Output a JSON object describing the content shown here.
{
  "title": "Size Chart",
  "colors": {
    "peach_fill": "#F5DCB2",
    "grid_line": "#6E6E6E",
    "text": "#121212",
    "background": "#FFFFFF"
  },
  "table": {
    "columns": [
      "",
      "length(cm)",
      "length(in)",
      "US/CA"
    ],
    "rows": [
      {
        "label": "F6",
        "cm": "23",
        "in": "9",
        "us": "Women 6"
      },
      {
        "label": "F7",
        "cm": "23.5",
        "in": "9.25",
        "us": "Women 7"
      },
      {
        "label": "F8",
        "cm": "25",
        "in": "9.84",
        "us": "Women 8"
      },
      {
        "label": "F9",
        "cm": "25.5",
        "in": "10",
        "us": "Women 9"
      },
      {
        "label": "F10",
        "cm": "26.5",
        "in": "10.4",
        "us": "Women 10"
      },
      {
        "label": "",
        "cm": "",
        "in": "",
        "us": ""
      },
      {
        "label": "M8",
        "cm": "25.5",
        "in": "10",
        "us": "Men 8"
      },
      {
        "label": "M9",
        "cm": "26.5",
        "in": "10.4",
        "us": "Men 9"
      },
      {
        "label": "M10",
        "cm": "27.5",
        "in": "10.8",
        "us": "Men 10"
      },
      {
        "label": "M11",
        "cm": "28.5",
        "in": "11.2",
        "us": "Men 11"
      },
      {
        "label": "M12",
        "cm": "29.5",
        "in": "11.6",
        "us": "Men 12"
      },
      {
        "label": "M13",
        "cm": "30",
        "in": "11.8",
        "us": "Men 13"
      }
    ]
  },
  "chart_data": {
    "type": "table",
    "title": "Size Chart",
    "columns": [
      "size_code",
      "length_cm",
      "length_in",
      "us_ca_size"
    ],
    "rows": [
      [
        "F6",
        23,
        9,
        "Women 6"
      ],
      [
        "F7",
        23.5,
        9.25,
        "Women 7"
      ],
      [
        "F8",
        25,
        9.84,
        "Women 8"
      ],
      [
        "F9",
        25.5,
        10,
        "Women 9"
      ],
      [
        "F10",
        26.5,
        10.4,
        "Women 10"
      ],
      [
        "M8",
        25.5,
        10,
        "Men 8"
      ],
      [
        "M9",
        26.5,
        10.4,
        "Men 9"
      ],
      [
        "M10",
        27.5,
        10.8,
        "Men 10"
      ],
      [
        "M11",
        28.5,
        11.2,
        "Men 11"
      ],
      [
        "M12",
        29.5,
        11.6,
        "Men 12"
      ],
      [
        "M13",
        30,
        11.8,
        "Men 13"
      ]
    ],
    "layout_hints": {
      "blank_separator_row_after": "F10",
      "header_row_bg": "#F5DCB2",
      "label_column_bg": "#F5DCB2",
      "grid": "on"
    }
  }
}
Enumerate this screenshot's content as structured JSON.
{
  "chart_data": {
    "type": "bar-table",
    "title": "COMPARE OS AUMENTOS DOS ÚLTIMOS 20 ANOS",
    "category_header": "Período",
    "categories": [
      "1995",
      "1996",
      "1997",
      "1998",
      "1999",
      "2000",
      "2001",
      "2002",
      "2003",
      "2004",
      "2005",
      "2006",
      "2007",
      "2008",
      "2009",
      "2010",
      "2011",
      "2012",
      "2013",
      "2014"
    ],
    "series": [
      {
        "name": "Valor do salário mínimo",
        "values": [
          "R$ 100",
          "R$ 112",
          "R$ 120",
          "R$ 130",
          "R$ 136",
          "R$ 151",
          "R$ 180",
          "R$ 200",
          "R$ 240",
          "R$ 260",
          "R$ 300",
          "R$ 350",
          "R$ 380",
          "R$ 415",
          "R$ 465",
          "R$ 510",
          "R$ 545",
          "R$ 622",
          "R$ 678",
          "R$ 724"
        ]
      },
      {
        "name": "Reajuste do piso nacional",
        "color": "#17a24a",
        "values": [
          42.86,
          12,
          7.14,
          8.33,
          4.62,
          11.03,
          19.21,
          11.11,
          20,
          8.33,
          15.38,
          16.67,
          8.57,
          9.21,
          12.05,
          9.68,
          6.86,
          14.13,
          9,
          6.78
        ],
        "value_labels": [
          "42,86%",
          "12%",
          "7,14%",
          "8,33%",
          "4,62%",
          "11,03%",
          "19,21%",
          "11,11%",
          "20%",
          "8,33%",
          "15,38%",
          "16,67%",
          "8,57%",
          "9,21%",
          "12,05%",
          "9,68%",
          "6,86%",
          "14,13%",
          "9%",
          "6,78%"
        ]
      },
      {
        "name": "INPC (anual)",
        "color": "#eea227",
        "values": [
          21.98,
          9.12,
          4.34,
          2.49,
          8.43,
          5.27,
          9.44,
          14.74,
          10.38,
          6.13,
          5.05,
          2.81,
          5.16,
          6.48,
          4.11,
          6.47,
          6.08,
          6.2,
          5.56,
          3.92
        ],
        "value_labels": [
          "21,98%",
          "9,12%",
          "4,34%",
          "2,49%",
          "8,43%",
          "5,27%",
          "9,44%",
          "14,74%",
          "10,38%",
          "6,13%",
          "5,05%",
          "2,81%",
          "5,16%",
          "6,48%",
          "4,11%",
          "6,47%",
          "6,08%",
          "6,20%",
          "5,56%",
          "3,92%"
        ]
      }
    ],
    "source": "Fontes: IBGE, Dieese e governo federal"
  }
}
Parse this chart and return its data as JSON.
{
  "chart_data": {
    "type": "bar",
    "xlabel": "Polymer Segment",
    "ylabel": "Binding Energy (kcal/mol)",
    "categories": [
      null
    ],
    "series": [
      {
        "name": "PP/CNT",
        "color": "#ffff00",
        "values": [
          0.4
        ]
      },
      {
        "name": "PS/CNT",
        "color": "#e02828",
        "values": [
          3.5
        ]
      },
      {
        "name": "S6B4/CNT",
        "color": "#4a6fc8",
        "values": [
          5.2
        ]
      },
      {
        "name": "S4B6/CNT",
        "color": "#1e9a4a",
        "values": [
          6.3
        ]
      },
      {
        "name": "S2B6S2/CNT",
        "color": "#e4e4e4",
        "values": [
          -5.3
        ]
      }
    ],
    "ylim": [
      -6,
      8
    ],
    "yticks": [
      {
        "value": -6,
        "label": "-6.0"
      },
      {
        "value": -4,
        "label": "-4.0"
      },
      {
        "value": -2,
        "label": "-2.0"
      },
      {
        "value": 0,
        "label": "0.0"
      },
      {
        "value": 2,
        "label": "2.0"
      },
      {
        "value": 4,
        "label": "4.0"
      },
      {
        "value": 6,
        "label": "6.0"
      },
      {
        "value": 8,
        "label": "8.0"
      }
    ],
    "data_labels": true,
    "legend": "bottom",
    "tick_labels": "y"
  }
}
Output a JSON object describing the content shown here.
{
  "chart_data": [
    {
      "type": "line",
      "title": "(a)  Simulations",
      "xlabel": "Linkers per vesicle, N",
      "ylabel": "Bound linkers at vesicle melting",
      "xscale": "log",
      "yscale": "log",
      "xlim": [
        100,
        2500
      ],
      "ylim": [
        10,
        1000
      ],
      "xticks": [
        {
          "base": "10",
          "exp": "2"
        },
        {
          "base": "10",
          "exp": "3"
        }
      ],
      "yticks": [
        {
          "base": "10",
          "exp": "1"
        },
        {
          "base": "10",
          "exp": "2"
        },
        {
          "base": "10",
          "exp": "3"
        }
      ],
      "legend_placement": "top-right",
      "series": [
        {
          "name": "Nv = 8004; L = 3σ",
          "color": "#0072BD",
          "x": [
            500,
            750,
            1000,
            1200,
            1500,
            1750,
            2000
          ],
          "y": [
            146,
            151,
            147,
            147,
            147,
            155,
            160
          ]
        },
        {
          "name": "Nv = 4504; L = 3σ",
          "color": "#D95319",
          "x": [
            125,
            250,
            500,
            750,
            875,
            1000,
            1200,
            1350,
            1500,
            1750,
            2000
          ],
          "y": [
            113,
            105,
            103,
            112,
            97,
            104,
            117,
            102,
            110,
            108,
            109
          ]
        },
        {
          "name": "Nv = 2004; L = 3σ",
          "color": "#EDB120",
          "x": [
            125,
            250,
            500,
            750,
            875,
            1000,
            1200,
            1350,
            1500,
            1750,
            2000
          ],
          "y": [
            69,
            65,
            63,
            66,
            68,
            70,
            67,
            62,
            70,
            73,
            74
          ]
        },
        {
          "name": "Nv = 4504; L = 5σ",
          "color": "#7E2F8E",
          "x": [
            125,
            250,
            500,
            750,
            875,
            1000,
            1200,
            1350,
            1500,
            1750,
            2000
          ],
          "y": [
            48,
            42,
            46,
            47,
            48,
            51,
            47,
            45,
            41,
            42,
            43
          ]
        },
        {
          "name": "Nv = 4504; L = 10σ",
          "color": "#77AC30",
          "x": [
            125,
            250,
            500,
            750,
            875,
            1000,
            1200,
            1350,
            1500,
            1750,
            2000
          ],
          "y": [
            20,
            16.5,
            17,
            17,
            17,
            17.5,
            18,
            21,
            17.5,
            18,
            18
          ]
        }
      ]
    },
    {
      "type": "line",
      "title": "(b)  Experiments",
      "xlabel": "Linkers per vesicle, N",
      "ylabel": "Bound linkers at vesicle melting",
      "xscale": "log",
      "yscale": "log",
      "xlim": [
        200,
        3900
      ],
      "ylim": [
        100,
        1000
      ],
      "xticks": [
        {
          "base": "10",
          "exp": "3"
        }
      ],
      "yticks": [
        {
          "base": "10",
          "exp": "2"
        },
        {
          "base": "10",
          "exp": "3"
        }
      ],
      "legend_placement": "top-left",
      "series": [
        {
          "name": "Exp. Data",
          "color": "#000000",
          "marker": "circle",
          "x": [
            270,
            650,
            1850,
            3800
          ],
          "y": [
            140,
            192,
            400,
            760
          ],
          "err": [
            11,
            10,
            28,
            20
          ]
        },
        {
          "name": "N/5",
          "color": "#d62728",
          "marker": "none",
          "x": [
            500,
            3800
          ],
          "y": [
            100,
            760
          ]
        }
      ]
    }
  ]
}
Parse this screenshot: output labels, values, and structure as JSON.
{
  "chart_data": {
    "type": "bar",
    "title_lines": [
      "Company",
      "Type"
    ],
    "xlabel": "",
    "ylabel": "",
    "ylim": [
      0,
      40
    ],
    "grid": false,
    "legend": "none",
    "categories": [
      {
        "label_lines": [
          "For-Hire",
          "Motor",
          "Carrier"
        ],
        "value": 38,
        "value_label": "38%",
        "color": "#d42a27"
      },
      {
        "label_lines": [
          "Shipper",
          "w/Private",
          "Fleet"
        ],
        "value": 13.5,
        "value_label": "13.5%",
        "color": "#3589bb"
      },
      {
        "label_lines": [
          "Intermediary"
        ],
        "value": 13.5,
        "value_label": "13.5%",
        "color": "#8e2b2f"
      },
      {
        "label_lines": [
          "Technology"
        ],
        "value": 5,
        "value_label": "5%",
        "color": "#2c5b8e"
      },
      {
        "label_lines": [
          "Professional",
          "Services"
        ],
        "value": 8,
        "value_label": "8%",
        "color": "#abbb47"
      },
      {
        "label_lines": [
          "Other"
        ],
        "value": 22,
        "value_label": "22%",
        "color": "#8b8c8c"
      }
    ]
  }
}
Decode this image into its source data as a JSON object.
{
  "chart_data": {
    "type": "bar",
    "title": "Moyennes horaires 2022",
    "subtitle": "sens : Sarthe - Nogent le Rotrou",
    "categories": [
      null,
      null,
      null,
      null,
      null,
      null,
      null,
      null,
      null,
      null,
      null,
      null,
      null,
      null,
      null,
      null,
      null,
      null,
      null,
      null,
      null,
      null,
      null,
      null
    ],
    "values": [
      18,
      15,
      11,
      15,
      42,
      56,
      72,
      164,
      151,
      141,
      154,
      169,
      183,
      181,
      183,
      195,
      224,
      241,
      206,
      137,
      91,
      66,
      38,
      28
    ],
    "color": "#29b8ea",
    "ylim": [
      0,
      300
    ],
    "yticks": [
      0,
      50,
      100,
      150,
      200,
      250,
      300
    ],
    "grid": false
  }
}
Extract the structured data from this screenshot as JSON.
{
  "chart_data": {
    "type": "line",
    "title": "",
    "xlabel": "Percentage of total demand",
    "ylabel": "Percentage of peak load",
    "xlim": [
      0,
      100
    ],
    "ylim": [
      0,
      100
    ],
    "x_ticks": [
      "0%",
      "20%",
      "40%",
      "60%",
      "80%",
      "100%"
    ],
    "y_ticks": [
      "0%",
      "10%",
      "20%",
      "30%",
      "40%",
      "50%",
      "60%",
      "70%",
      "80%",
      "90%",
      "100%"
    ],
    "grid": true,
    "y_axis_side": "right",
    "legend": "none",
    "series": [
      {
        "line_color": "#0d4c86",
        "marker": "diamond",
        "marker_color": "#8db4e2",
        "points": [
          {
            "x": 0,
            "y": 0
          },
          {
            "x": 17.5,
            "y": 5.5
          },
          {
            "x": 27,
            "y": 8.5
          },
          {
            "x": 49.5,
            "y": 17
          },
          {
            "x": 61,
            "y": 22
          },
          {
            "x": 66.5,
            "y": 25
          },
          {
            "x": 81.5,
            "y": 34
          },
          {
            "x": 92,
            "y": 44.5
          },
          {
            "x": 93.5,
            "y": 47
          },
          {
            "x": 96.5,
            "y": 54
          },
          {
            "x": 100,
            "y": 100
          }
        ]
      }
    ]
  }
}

--*--

(What you have to do)
Find the line with "Extract the structured" in the listing above, then write out that line and each remaining line exactly, with no other text.

(Reply)
Extract the structured data from this screenshot as JSON.
{
  "chart_data": {
    "type": "line",
    "title": "",
    "xlabel": "Percentage of total demand",
    "ylabel": "Percentage of peak load",
    "xlim": [
      0,
      100
    ],
    "ylim": [
      0,
      100
    ],
    "x_ticks": [
      "0%",
      "20%",
      "40%",
      "60%",
      "80%",
      "100%"
    ],
    "y_ticks": [
      "0%",
      "10%",
      "20%",
      "30%",
      "40%",
      "50%",
      "60%",
      "70%",
      "80%",
      "90%",
      "100%"
    ],
    "grid": true,
    "y_axis_side": "right",
    "legend": "none",
    "series": [
      {
        "line_color": "#0d4c86",
        "marker": "diamond",
        "marker_color": "#8db4e2",
        "points": [
          {
            "x": 0,
            "y": 0
          },
          {
            "x": 17.5,
            "y": 5.5
          },
          {
            "x": 27,
            "y": 8.5
          },
          {
            "x": 49.5,
            "y": 17
          },
          {
            "x": 61,
            "y": 22
          },
          {
            "x": 66.5,
            "y": 25
          },
          {
            "x": 81.5,
            "y": 34
          },
          {
            "x": 92,
            "y": 44.5
          },
          {
            "x": 93.5,
            "y": 47
          },
          {
            "x": 96.5,
            "y": 54
          },
          {
            "x": 100,
            "y": 100
          }
        ]
      }
    ]
  }
}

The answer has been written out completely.